_Problem description_:
Write out the listing below again, precisely as it is given.

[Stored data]

##########

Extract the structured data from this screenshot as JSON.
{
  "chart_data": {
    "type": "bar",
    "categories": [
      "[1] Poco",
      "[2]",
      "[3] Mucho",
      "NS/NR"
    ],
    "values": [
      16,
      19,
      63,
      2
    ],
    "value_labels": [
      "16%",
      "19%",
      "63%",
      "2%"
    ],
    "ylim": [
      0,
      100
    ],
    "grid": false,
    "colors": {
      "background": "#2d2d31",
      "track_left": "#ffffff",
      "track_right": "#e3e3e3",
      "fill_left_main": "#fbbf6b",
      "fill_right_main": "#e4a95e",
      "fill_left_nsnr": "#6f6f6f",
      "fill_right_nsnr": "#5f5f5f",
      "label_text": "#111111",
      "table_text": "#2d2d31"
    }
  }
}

##########

_Exercise solution_:
Extract the structured data from this screenshot as JSON.
{
  "chart_data": {
    "type": "bar",
    "categories": [
      "[1] Poco",
      "[2]",
      "[3] Mucho",
      "NS/NR"
    ],
    "values": [
      16,
      19,
      63,
      2
    ],
    "value_labels": [
      "16%",
      "19%",
      "63%",
      "2%"
    ],
    "ylim": [
      0,
      100
    ],
    "grid": false,
    "colors": {
      "background": "#2d2d31",
      "track_left": "#ffffff",
      "track_right": "#e3e3e3",
      "fill_left_main": "#fbbf6b",
      "fill_right_main": "#e4a95e",
      "fill_left_nsnr": "#6f6f6f",
      "fill_right_nsnr": "#5f5f5f",
      "label_text": "#111111",
      "table_text": "#2d2d31"
    }
  }
}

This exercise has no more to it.